Records excerpted from a collection
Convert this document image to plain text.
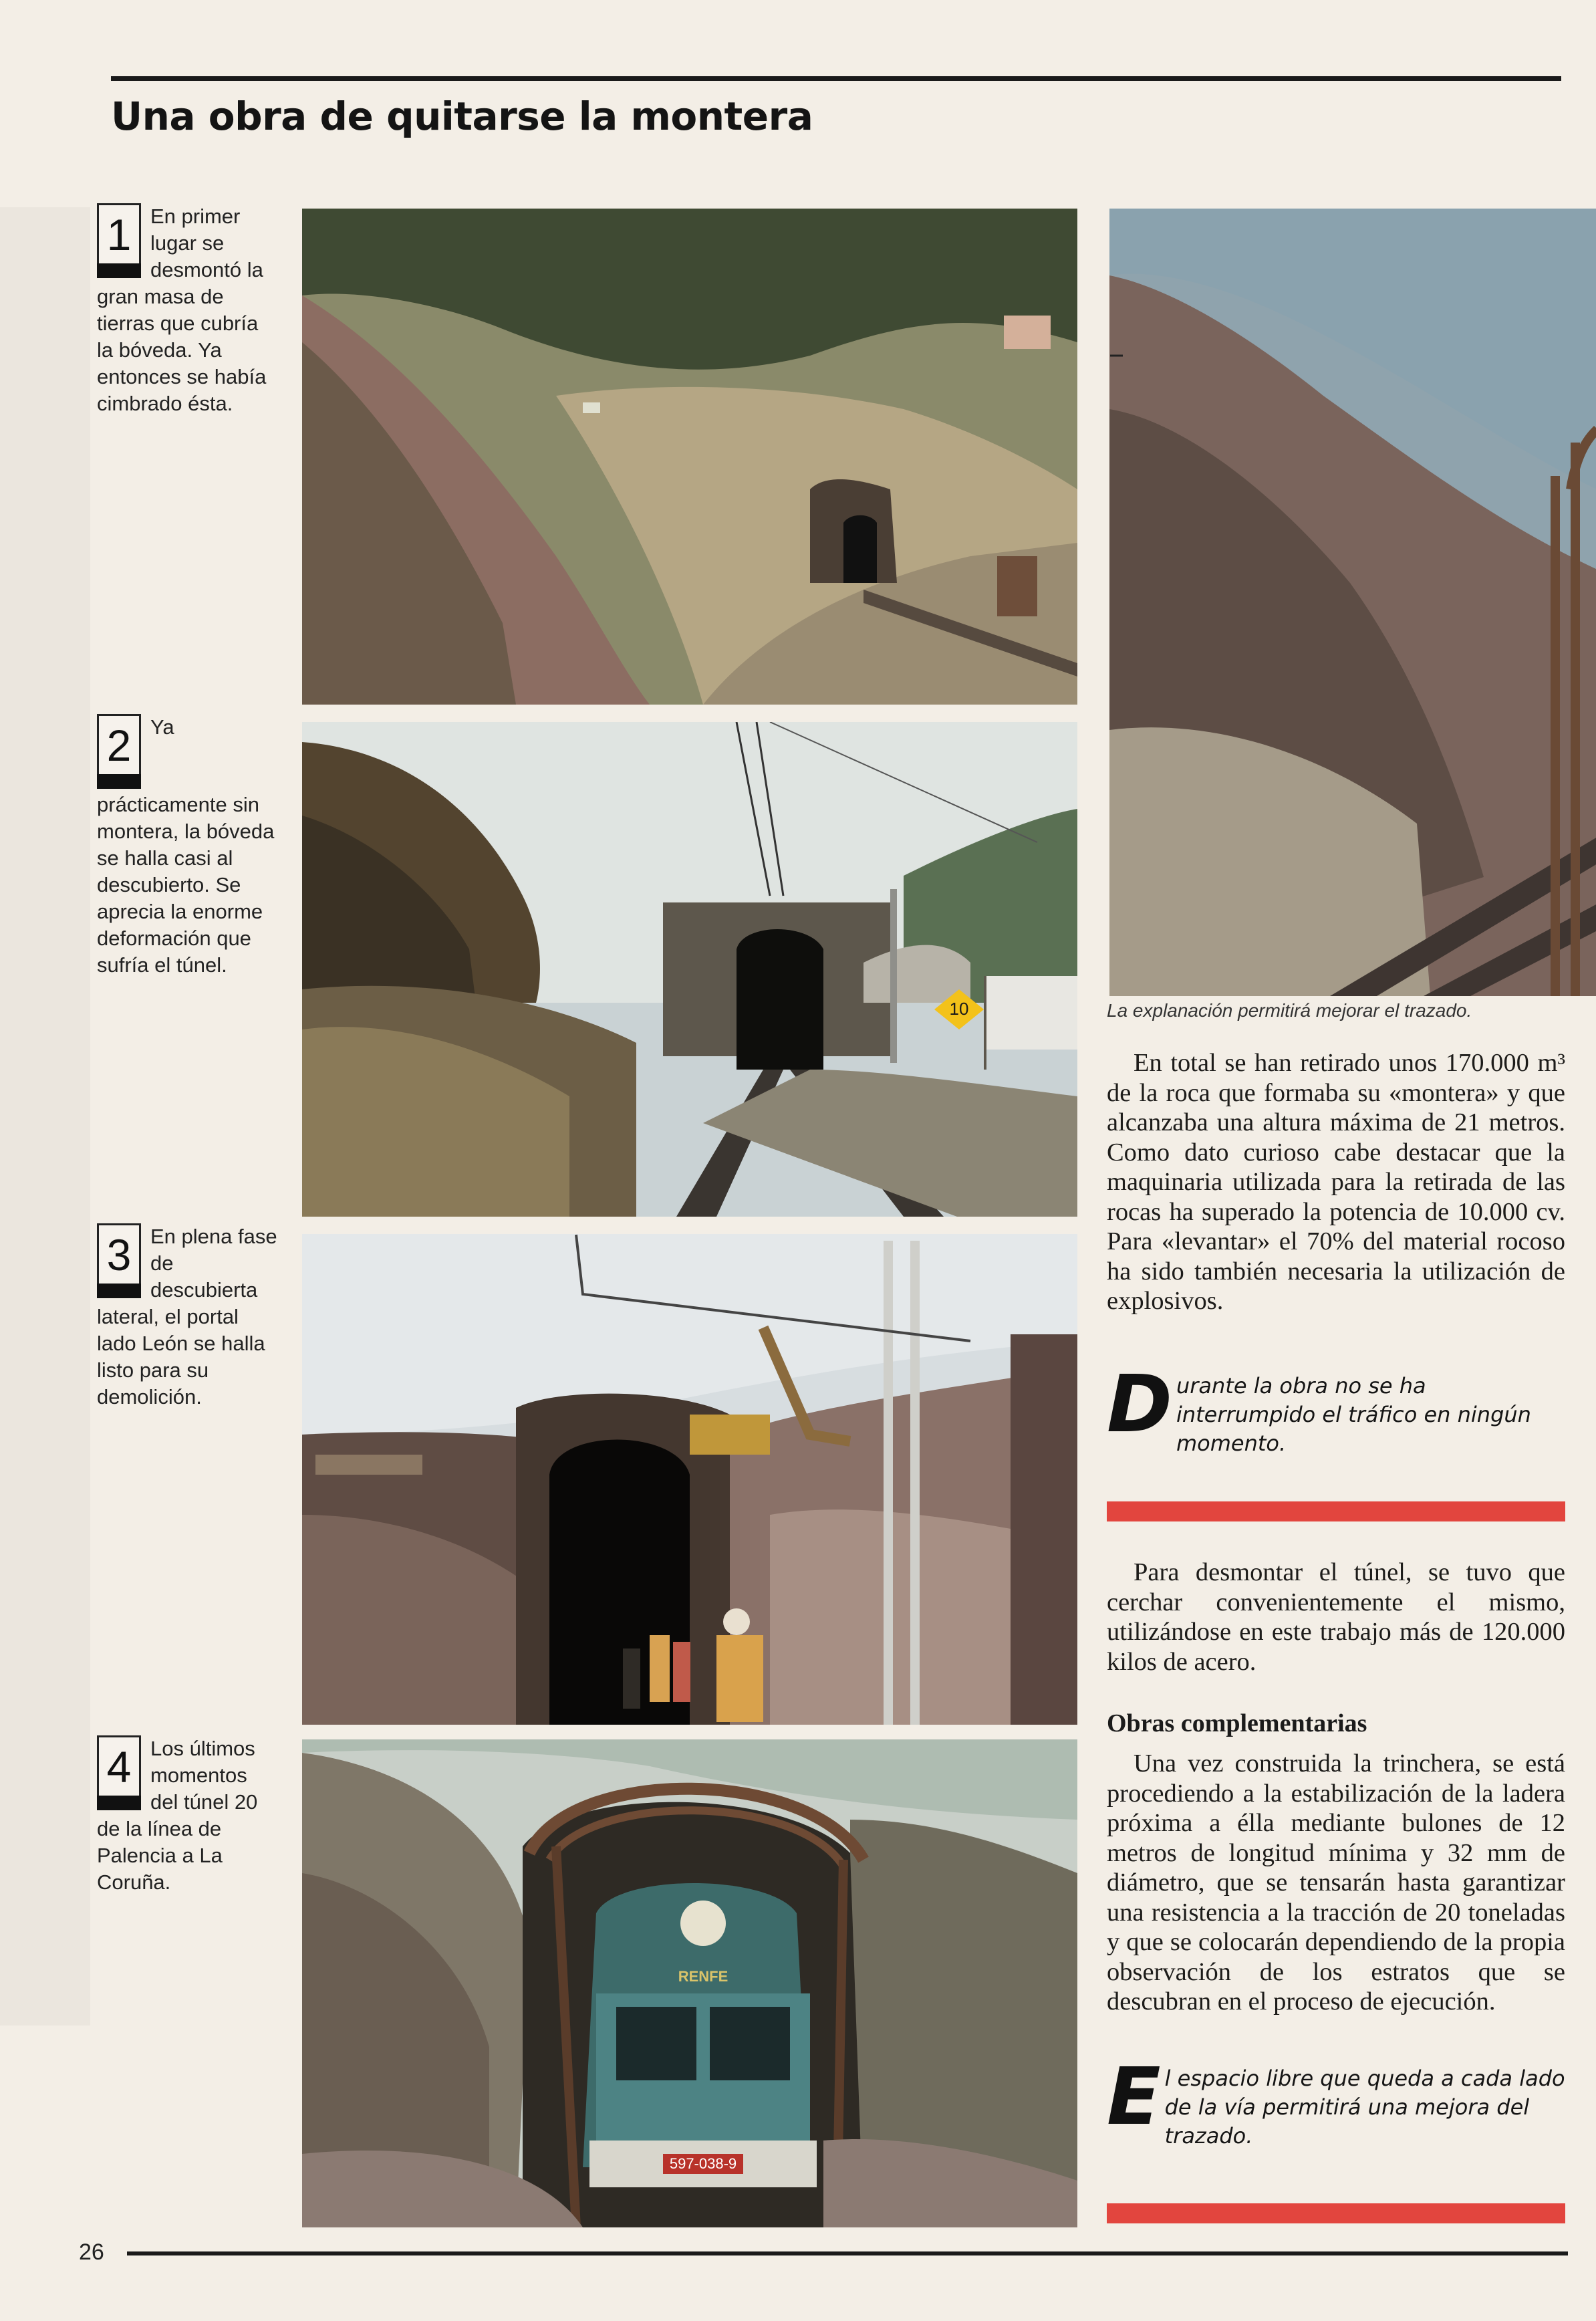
Una obra de quitarse la montera
1 En primer lugar se desmontó la gran masa de tierras que cubría la bóveda. Ya entonces se había cimbrado ésta.

2 Ya prácticamente sin montera, la bóveda se halla casi al descubierto. Se aprecia la enorme deformación que sufría el túnel.

3 En plena fase de descubierta lateral, el portal lado León se halla listo para su demolición.

4 Los últimos momentos del túnel 20 de la línea de Palencia a La Coruña.

10
597-038-9
RENFE
La explanación permitirá mejorar el trazado.
En total se han retirado unos 170.000 m³ de la roca que formaba su «montera» y que alcanzaba una altura máxima de 21 metros. Como dato curioso cabe destacar que la maquinaria utilizada para la retirada de las rocas ha superado la potencia de 10.000 cv. Para «levantar» el 70% del material rocoso ha sido también necesaria la utilización de explosivos.
D urante la obra no se ha interrumpido el tráfico en ningún momento.
Para desmontar el túnel, se tuvo que cerchar convenientemente el mismo, utilizándose en este trabajo más de 120.000 kilos de acero.
Obras complementarias
Una vez construida la trinchera, se está procediendo a la estabilización de la ladera próxima a élla mediante bulones de 12 metros de longitud mínima y 32 mm de diámetro, que se tensarán hasta garantizar una resistencia a la tracción de 20 toneladas y que se colocarán dependiendo de la propia observación de los estratos que se descubran en el proceso de ejecución.
E l espacio libre que queda a cada lado de la vía permitirá una mejora del trazado.
26
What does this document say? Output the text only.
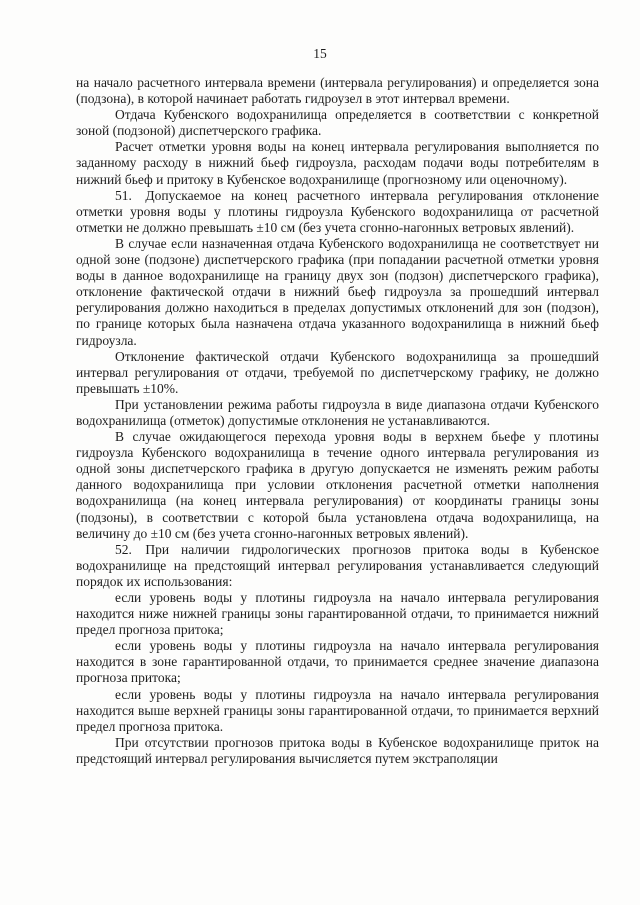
15

на начало расчетного интервала времени (интервала регулирования) и определяется зона (подзона), в которой начинает работать гидроузел в этот интервал времени.

Отдача Кубенского водохранилища определяется в соответствии с конкретной зоной (подзоной) диспетчерского графика.

Расчет отметки уровня воды на конец интервала регулирования выполняется по заданному расходу в нижний бьеф гидроузла, расходам подачи воды потребителям в нижний бьеф и притоку в Кубенское водохранилище (прогнозному или оценочному).

51. Допускаемое на конец расчетного интервала регулирования отклонение отметки уровня воды у плотины гидроузла Кубенского водохранилища от расчетной отметки не должно превышать ±10 см (без учета сгонно-нагонных ветровых явлений).

В случае если назначенная отдача Кубенского водохранилища не соответствует ни одной зоне (подзоне) диспетчерского графика (при попадании расчетной отметки уровня воды в данное водохранилище на границу двух зон (подзон) диспетчерского графика), отклонение фактической отдачи в нижний бьеф гидроузла за прошедший интервал регулирования должно находиться в пределах допустимых отклонений для зон (подзон), по границе которых была назначена отдача указанного водохранилища в нижний бьеф гидроузла.

Отклонение фактической отдачи Кубенского водохранилища за прошедший интервал регулирования от отдачи, требуемой по диспетчерскому графику, не должно превышать ±10%.

При установлении режима работы гидроузла в виде диапазона отдачи Кубенского водохранилища (отметок) допустимые отклонения не устанавливаются.

В случае ожидающегося перехода уровня воды в верхнем бьефе у плотины гидроузла Кубенского водохранилища в течение одного интервала регулирования из одной зоны диспетчерского графика в другую допускается не изменять режим работы данного водохранилища при условии отклонения расчетной отметки наполнения водохранилища (на конец интервала регулирования) от координаты границы зоны (подзоны), в соответствии с которой была установлена отдача водохранилища, на величину до ±10 см (без учета сгонно-нагонных ветровых явлений).

52. При наличии гидрологических прогнозов притока воды в Кубенское водохранилище на предстоящий интервал регулирования устанавливается следующий порядок их использования:

если уровень воды у плотины гидроузла на начало интервала регулирования находится ниже нижней границы зоны гарантированной отдачи, то принимается нижний предел прогноза притока;

если уровень воды у плотины гидроузла на начало интервала регулирования находится в зоне гарантированной отдачи, то принимается среднее значение диапазона прогноза притока;

если уровень воды у плотины гидроузла на начало интервала регулирования находится выше верхней границы зоны гарантированной отдачи, то принимается верхний предел прогноза притока.

При отсутствии прогнозов притока воды в Кубенское водохранилище приток на предстоящий интервал регулирования вычисляется путем экстраполяции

**Written exercise:** Output the entries above exactly. Drop the pictures.

**Response to this task:**
Convert this document image to plain text.
Una obra de quitarse la montera
1 En primer lugar se desmontó la gran masa de tierras que cubría la bóveda. Ya entonces se había cimbrado ésta.

2 Ya prácticamente sin montera, la bóveda se halla casi al descubierto. Se aprecia la enorme deformación que sufría el túnel.

3 En plena fase de descubierta lateral, el portal lado León se halla listo para su demolición.

4 Los últimos momentos del túnel 20 de la línea de Palencia a La Coruña.

10
597-038-9
RENFE
La explanación permitirá mejorar el trazado.
En total se han retirado unos 170.000 m³ de la roca que formaba su «montera» y que alcanzaba una altura máxima de 21 metros. Como dato curioso cabe destacar que la maquinaria utilizada para la retirada de las rocas ha superado la potencia de 10.000 cv. Para «levantar» el 70% del material rocoso ha sido también necesaria la utilización de explosivos.
D urante la obra no se ha interrumpido el tráfico en ningún momento.
Para desmontar el túnel, se tuvo que cerchar convenientemente el mismo, utilizándose en este trabajo más de 120.000 kilos de acero.
Obras complementarias
Una vez construida la trinchera, se está procediendo a la estabilización de la ladera próxima a élla mediante bulones de 12 metros de longitud mínima y 32 mm de diámetro, que se tensarán hasta garantizar una resistencia a la tracción de 20 toneladas y que se colocarán dependiendo de la propia observación de los estratos que se descubran en el proceso de ejecución.
E l espacio libre que queda a cada lado de la vía permitirá una mejora del trazado.
26
What does this document say? Output the text only.
15

на начало расчетного интервала времени (интервала регулирования) и определяется зона (подзона), в которой начинает работать гидроузел в этот интервал времени.

Отдача Кубенского водохранилища определяется в соответствии с конкретной зоной (подзоной) диспетчерского графика.

Расчет отметки уровня воды на конец интервала регулирования выполняется по заданному расходу в нижний бьеф гидроузла, расходам подачи воды потребителям в нижний бьеф и притоку в Кубенское водохранилище (прогнозному или оценочному).

51. Допускаемое на конец расчетного интервала регулирования отклонение отметки уровня воды у плотины гидроузла Кубенского водохранилища от расчетной отметки не должно превышать ±10 см (без учета сгонно-нагонных ветровых явлений).

В случае если назначенная отдача Кубенского водохранилища не соответствует ни одной зоне (подзоне) диспетчерского графика (при попадании расчетной отметки уровня воды в данное водохранилище на границу двух зон (подзон) диспетчерского графика), отклонение фактической отдачи в нижний бьеф гидроузла за прошедший интервал регулирования должно находиться в пределах допустимых отклонений для зон (подзон), по границе которых была назначена отдача указанного водохранилища в нижний бьеф гидроузла.

Отклонение фактической отдачи Кубенского водохранилища за прошедший интервал регулирования от отдачи, требуемой по диспетчерскому графику, не должно превышать ±10%.

При установлении режима работы гидроузла в виде диапазона отдачи Кубенского водохранилища (отметок) допустимые отклонения не устанавливаются.

В случае ожидающегося перехода уровня воды в верхнем бьефе у плотины гидроузла Кубенского водохранилища в течение одного интервала регулирования из одной зоны диспетчерского графика в другую допускается не изменять режим работы данного водохранилища при условии отклонения расчетной отметки наполнения водохранилища (на конец интервала регулирования) от координаты границы зоны (подзоны), в соответствии с которой была установлена отдача водохранилища, на величину до ±10 см (без учета сгонно-нагонных ветровых явлений).

52. При наличии гидрологических прогнозов притока воды в Кубенское водохранилище на предстоящий интервал регулирования устанавливается следующий порядок их использования:

если уровень воды у плотины гидроузла на начало интервала регулирования находится ниже нижней границы зоны гарантированной отдачи, то принимается нижний предел прогноза притока;

если уровень воды у плотины гидроузла на начало интервала регулирования находится в зоне гарантированной отдачи, то принимается среднее значение диапазона прогноза притока;

если уровень воды у плотины гидроузла на начало интервала регулирования находится выше верхней границы зоны гарантированной отдачи, то принимается верхний предел прогноза притока.

При отсутствии прогнозов притока воды в Кубенское водохранилище приток на предстоящий интервал регулирования вычисляется путем экстраполяции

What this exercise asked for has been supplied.